**** Extract to read
[LINK] Microsoft

Frank O'Connor foconnor at ozemail.com.au
Sun Aug 6 11:29:00 AEST 2006


At 12:19 AM +1000 on 6/8/06 Howard wrote:
>Malcolm Miles wrote:
>>On Tue, 01 Aug 2006 11:58:43 +0930, you wrote:
>>
>>>It really does depend on your upgrade cycle.  But if Vista comes
>>>out this year then it will be another two years before deployment,
>>>just based on the time needed to organise these things. So that
>>>is an entire SA agreement without an upgrade.
>>
>>Hopefully it won't take two years to start deploying Vista.
>
>It might take that long to gain traction though...
>
>>
>>There are many new features that are much more beneficial to a company
>>than the enhanced graphics.
>
>...such as?
>
>Personally, I think Vista should be considered more as an overdue, 
>and late, version of XP Second Edition.  It's missing so much of its 
>original intent that it barely warrants consideration.

Ditto ... they sort of lost me when they ditched all those features 
over 5 years.  Most of the 'new features' aren't things high on my 
list of priorities. And from what I've seen of beta 2 of Vista, it's 
not overly stable at the moment.

MS should probably have bitten the bullet when Vista was first 
proposed, stopped rejoicing in the fact that they latest version of 
the NT kernel contains 50 million lines of code, realised that sort 
of complexity is a BAD thing, and also realised that there comes a 
time when a kernel is so long in the tooth that it's no longer worth 
working on. They should have gone with the BlackComb project rather 
than the LongHorn project, and built over a stable, secure and 
scalable UNIX kernel, added their codecs and API's and a neat front 
end (like Apple did) and Bob would have been their proverbial uncle.

Instead they decided to take the 14 year old NT kernel out for 
another moneymaking run, build added features onto it in addition to 
what they added to the Win XP rendition, killed a lot of the needed 
features (new file directory structure, cooler IP API's, real 
wireless support, more scalable directory services etc)... and 
suddenly realised that the code complexity was getting out of hand. 
Net result, they want to sell Vista ... which gives you better 
default security, better front-end graphics, .NET 3 and AJAX ... at a 
cost of course of higher hardware demands, an upgrade cost and what 
looks like a serious stability problem in beta 2.

That said, XP proved to be the variant of Windows NT that Windows NT 
should have been ... so perhaps MS may make Vista a goer.
********
**** Record extracts
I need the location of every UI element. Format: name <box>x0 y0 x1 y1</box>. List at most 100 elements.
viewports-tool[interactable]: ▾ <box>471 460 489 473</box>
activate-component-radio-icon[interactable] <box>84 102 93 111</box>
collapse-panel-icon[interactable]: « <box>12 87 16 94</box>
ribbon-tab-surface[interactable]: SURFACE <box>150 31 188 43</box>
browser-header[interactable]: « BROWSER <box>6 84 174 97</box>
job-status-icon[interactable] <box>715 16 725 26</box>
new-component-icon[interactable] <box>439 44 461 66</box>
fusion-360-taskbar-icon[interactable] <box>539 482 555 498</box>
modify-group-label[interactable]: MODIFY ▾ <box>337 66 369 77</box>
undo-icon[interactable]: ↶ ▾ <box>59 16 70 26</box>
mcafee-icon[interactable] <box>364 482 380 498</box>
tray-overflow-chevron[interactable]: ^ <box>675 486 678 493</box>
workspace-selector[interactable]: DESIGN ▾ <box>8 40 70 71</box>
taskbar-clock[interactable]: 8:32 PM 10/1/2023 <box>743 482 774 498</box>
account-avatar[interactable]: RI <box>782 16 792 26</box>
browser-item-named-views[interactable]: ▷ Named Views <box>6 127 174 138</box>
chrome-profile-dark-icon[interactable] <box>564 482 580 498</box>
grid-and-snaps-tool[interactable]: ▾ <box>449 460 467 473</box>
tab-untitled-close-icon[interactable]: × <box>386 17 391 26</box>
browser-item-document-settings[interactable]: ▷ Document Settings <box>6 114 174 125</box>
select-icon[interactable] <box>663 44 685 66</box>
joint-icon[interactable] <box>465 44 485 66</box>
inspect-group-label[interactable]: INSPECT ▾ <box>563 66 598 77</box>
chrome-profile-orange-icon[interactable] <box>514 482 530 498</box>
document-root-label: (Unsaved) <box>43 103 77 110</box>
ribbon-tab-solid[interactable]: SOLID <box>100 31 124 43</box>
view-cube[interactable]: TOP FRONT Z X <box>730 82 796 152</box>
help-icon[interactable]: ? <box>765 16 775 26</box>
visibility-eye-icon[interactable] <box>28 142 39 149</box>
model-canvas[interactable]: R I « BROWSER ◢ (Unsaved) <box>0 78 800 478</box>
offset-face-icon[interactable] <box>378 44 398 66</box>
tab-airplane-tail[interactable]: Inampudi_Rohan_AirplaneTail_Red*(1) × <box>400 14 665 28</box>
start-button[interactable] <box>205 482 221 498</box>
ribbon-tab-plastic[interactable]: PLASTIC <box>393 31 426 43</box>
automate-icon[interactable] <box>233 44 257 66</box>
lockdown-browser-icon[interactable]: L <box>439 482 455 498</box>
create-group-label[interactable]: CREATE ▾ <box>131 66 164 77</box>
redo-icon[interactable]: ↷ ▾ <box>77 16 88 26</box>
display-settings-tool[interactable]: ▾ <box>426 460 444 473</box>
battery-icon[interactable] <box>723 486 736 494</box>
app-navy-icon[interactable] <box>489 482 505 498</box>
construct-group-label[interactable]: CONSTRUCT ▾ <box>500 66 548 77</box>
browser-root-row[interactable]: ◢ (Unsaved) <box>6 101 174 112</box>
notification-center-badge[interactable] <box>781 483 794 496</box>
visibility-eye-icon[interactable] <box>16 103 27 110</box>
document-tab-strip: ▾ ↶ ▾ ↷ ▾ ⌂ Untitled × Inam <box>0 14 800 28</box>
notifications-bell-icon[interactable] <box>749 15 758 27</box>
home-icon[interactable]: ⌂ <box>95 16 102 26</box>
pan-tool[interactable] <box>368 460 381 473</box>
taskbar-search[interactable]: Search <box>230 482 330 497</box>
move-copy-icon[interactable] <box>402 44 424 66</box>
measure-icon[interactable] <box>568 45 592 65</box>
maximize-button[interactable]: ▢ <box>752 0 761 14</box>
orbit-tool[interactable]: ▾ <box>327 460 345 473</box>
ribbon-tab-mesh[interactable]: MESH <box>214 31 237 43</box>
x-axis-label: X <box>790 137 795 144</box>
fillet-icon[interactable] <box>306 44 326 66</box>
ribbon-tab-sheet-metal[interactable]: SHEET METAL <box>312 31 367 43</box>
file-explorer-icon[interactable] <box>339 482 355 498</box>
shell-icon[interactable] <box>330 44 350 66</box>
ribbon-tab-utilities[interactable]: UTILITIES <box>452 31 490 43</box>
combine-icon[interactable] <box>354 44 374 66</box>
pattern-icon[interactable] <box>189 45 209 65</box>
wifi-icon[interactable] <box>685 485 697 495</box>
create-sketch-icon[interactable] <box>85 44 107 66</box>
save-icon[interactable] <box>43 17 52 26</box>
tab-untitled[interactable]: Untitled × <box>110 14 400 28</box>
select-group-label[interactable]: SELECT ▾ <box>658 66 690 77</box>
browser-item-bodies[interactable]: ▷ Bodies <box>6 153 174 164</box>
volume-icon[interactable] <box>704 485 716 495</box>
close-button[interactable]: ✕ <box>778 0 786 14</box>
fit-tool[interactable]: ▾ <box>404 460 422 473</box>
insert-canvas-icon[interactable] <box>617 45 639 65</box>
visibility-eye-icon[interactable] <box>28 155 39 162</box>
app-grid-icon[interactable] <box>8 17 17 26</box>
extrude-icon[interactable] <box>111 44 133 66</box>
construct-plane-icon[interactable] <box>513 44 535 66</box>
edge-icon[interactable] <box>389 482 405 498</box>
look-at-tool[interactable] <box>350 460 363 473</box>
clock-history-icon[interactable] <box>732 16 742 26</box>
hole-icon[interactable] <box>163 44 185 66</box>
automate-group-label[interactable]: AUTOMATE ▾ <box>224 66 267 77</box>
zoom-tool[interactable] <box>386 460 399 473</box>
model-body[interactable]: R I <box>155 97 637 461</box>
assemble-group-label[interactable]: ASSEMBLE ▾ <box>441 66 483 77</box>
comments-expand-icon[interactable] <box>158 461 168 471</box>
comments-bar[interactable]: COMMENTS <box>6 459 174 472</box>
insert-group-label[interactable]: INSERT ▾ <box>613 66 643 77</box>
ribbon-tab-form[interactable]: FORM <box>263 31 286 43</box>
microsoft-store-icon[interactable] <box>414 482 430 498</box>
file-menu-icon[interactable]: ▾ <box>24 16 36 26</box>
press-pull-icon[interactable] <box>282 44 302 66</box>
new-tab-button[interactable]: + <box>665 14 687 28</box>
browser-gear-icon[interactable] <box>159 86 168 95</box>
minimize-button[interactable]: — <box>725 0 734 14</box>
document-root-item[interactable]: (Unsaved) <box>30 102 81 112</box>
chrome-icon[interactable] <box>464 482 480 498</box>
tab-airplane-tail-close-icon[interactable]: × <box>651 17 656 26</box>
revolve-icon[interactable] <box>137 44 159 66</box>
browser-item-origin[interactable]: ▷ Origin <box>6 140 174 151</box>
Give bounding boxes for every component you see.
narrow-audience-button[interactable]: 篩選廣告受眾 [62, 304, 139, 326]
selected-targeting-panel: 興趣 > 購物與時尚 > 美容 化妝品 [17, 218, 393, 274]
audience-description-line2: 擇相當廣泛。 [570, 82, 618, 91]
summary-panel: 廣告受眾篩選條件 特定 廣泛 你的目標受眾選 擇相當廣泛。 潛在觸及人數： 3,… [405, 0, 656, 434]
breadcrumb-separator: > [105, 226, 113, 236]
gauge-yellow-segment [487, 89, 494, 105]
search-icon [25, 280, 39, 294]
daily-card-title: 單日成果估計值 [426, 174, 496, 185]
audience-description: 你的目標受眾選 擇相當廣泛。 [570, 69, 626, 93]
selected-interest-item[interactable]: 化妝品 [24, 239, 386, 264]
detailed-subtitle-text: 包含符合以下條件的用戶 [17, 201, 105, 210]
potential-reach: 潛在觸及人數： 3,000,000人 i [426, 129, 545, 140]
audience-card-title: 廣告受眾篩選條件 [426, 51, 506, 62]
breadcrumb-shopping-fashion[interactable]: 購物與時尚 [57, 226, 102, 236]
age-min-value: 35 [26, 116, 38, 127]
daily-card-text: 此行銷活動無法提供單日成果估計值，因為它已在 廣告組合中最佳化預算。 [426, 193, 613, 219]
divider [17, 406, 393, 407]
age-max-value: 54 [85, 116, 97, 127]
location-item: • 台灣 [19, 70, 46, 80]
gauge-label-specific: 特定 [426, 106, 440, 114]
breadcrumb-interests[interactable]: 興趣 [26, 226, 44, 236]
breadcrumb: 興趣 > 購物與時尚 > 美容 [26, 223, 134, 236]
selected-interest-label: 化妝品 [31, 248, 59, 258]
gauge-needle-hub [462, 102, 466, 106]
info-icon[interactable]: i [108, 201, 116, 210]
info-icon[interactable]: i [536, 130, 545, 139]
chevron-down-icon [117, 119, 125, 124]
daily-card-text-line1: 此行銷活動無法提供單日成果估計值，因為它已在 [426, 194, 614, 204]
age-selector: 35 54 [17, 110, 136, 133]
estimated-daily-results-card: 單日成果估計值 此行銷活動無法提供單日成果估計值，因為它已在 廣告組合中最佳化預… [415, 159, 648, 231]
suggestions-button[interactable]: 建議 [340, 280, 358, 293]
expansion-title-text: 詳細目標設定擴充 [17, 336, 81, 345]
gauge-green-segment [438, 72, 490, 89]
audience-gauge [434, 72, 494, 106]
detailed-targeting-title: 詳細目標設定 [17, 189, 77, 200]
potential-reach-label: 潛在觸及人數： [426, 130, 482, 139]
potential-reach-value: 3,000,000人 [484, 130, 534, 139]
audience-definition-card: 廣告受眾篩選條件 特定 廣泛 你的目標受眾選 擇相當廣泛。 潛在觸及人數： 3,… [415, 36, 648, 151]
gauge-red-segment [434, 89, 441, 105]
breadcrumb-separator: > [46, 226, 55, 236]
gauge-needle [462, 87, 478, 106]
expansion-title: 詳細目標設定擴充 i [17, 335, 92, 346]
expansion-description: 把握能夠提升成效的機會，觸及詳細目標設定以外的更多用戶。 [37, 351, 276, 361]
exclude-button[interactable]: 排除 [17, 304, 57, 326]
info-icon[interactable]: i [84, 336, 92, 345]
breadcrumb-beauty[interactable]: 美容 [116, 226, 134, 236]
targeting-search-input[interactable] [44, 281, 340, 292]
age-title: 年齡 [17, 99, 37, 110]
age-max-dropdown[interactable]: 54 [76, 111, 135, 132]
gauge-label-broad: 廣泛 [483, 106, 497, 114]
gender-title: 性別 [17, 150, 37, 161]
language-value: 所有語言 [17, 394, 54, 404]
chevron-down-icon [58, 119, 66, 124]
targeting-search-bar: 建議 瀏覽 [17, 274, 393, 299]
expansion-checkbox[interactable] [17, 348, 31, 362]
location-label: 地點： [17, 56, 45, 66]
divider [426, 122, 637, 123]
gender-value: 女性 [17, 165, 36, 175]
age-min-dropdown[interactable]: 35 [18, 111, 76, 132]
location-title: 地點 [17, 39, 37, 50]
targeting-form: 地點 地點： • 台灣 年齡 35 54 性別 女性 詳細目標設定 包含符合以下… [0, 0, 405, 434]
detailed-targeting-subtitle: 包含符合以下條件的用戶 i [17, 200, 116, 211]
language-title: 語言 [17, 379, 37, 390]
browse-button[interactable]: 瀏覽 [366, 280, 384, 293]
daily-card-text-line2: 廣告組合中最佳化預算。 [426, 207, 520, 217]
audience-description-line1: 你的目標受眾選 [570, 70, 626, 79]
********
▶ [Exercise 1]
Reproduce the passage of the Vista post starting at "At 12:19 AM" and ending at "gain traction though...".
▶ [Exercise 2]
Translate this sentence from the Vista post into Spanish: "And from what I've seen of beta 2 of Vista, it's not overly stable at the moment."

▶ [Task solution 1]
At 12:19 AM +1000 on 6/8/06 Howard wrote:
>Malcolm Miles wrote:
>>On Tue, 01 Aug 2006 11:58:43 +0930, you wrote:
>>
>>>It really does depend on your upgrade cycle.  But if Vista comes
>>>out this year then it will be another two years before deployment,
>>>just based on the time needed to organise these things. So that
>>>is an entire SA agreement without an upgrade.
>>
>>Hopefully it won't take two years to start deploying Vista.
>
>It might take that long to gain traction though...

▶ [Task solution 2]
Y por lo que he visto de la beta 2 de Vista, no es demasiado estable en este momento.